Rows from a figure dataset
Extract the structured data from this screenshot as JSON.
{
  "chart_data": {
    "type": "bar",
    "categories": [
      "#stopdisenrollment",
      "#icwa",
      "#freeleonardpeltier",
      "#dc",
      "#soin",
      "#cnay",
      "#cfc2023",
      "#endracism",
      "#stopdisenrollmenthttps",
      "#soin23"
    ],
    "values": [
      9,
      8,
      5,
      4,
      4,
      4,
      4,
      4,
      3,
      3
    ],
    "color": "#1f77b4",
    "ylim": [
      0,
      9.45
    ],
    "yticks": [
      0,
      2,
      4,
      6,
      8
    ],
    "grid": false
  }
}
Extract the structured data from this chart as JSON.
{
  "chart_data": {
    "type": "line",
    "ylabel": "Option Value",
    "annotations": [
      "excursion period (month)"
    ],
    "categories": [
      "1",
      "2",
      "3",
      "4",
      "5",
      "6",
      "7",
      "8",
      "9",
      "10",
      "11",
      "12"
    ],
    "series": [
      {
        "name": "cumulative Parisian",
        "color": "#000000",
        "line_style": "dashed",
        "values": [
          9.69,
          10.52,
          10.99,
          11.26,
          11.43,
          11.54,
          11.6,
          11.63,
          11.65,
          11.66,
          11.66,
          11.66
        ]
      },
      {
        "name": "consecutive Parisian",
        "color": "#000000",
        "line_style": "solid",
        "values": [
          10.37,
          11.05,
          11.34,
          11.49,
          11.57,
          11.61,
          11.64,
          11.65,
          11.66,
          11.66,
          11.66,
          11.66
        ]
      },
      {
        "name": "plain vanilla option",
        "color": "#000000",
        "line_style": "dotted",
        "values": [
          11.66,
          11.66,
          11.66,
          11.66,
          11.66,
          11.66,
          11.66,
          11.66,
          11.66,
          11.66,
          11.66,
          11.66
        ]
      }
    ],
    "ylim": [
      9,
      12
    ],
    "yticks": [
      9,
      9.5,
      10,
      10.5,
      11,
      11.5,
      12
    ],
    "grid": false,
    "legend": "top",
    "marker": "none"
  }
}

## Written task
Reproduce each line verbatim.

## Expected answer
Extract the structured data from this screenshot as JSON.
{
  "chart_data": {
    "type": "bar",
    "categories": [
      "#stopdisenrollment",
      "#icwa",
      "#freeleonardpeltier",
      "#dc",
      "#soin",
      "#cnay",
      "#cfc2023",
      "#endracism",
      "#stopdisenrollmenthttps",
      "#soin23"
    ],
    "values": [
      9,
      8,
      5,
      4,
      4,
      4,
      4,
      4,
      3,
      3
    ],
    "color": "#1f77b4",
    "ylim": [
      0,
      9.45
    ],
    "yticks": [
      0,
      2,
      4,
      6,
      8
    ],
    "grid": false
  }
}
Extract the structured data from this chart as JSON.
{
  "chart_data": {
    "type": "line",
    "ylabel": "Option Value",
    "annotations": [
      "excursion period (month)"
    ],
    "categories": [
      "1",
      "2",
      "3",
      "4",
      "5",
      "6",
      "7",
      "8",
      "9",
      "10",
      "11",
      "12"
    ],
    "series": [
      {
        "name": "cumulative Parisian",
        "color": "#000000",
        "line_style": "dashed",
        "values": [
          9.69,
          10.52,
          10.99,
          11.26,
          11.43,
          11.54,
          11.6,
          11.63,
          11.65,
          11.66,
          11.66,
          11.66
        ]
      },
      {
        "name": "consecutive Parisian",
        "color": "#000000",
        "line_style": "solid",
        "values": [
          10.37,
          11.05,
          11.34,
          11.49,
          11.57,
          11.61,
          11.64,
          11.65,
          11.66,
          11.66,
          11.66,
          11.66
        ]
      },
      {
        "name": "plain vanilla option",
        "color": "#000000",
        "line_style": "dotted",
        "values": [
          11.66,
          11.66,
          11.66,
          11.66,
          11.66,
          11.66,
          11.66,
          11.66,
          11.66,
          11.66,
          11.66,
          11.66
        ]
      }
    ],
    "ylim": [
      9,
      12
    ],
    "yticks": [
      9,
      9.5,
      10,
      10.5,
      11,
      11.5,
      12
    ],
    "grid": false,
    "legend": "top",
    "marker": "none"
  }
}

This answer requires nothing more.